From the entries that follow, extract each line holding the string "title".

§

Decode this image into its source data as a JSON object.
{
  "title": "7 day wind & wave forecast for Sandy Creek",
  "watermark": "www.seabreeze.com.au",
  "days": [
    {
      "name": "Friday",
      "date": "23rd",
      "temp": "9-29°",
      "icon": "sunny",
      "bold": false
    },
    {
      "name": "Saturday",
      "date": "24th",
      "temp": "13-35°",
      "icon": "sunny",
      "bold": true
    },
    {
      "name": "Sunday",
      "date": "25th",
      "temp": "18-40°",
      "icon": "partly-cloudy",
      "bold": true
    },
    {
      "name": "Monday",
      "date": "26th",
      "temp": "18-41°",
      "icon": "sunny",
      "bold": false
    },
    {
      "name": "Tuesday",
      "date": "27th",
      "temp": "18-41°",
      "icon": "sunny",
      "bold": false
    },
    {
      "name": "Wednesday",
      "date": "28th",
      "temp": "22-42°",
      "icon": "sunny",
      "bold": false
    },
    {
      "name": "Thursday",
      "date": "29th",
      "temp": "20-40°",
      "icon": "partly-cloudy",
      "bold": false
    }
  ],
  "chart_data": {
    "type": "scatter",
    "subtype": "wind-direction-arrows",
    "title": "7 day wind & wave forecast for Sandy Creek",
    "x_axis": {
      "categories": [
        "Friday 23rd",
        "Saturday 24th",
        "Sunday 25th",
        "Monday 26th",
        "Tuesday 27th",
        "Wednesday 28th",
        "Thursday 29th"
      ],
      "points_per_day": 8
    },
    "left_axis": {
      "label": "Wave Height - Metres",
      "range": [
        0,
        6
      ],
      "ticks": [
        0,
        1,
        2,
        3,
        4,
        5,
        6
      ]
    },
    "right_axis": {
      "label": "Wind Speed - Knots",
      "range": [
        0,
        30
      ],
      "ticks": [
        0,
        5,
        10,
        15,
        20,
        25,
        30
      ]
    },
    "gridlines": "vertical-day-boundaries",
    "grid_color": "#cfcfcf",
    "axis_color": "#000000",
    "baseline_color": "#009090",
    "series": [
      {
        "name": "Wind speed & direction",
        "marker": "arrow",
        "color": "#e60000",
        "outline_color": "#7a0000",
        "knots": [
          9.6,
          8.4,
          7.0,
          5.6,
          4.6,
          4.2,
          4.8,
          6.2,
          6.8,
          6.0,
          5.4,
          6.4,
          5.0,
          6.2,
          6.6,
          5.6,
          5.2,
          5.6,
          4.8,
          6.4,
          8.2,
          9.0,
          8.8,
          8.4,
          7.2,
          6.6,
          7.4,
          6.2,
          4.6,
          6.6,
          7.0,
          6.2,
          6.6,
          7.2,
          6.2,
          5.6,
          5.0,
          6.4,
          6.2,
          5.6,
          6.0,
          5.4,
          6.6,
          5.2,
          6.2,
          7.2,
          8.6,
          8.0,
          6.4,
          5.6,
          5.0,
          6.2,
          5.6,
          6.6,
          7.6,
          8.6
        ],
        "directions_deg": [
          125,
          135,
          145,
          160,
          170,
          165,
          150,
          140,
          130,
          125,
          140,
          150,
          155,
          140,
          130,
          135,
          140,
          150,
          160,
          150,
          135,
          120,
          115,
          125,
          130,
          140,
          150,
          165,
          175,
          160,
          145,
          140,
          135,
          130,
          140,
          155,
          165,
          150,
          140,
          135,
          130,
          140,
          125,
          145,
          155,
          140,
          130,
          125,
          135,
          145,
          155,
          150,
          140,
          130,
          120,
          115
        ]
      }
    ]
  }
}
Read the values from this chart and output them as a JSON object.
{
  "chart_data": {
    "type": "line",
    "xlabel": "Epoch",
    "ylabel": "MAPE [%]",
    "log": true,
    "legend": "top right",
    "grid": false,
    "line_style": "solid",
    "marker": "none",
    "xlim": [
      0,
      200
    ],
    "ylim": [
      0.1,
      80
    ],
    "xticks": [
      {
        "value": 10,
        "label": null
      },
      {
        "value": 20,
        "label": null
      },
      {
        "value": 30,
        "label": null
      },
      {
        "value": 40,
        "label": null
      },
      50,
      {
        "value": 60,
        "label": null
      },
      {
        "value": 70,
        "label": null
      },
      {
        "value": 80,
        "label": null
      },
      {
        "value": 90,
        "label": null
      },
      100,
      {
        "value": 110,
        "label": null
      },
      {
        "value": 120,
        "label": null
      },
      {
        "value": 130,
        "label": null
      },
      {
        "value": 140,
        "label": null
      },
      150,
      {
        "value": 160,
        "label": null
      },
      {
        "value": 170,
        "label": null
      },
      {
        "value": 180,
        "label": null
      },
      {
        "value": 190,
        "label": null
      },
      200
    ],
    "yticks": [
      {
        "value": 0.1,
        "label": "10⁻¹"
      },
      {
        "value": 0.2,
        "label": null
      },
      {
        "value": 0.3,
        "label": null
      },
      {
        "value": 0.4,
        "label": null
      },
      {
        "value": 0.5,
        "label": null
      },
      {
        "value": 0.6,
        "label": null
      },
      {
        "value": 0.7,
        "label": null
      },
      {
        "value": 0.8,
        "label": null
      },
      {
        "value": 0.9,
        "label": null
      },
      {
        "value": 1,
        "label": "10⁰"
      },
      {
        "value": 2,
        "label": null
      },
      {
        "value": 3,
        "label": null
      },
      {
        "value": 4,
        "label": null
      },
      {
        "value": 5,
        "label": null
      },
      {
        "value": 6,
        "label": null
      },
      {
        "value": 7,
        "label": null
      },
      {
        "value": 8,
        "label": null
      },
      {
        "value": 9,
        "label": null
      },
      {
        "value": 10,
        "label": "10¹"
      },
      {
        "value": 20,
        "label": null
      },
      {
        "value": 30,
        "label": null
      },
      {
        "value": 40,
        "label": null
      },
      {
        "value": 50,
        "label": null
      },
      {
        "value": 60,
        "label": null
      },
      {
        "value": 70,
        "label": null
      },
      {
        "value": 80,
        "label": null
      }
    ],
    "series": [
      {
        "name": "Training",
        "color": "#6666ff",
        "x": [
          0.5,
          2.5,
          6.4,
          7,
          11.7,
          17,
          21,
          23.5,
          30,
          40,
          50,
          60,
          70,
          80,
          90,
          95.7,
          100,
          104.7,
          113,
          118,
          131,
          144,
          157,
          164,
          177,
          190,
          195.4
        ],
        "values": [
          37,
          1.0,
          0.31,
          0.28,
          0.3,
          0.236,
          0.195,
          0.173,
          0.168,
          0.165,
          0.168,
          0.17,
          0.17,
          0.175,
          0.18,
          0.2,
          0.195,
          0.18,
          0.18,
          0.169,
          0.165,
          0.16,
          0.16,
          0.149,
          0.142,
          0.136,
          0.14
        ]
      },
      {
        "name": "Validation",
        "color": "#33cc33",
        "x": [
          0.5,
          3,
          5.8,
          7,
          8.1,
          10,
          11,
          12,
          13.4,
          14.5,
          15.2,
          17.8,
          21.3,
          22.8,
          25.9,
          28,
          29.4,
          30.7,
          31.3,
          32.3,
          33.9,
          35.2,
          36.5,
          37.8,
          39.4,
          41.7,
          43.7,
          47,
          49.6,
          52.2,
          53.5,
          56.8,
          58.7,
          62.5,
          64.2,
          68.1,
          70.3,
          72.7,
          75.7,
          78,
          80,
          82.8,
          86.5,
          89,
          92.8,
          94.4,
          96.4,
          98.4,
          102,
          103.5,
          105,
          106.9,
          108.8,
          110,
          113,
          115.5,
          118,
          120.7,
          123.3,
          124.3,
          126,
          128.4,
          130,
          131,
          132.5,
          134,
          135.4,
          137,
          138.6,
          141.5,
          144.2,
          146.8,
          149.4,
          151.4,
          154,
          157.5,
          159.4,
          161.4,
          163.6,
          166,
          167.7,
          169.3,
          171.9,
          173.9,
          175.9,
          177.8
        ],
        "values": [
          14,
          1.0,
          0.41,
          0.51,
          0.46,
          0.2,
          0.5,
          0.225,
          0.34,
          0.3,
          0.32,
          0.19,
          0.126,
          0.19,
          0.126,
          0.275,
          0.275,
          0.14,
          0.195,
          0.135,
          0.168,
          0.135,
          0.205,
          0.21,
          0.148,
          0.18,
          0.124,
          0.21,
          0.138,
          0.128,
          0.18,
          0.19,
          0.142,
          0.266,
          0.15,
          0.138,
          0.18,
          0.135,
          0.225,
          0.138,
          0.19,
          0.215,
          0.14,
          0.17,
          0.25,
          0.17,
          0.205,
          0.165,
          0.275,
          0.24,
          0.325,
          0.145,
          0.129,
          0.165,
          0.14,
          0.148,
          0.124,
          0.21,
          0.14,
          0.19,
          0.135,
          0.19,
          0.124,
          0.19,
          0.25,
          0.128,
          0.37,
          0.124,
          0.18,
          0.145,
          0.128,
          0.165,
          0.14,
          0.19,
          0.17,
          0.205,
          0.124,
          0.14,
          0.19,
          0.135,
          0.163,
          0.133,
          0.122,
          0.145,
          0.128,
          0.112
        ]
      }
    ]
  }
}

§

#### Response to the exercise
  "title": "7 day wind & wave forecast for Sandy Creek",
    "title": "7 day wind & wave forecast for Sandy Creek",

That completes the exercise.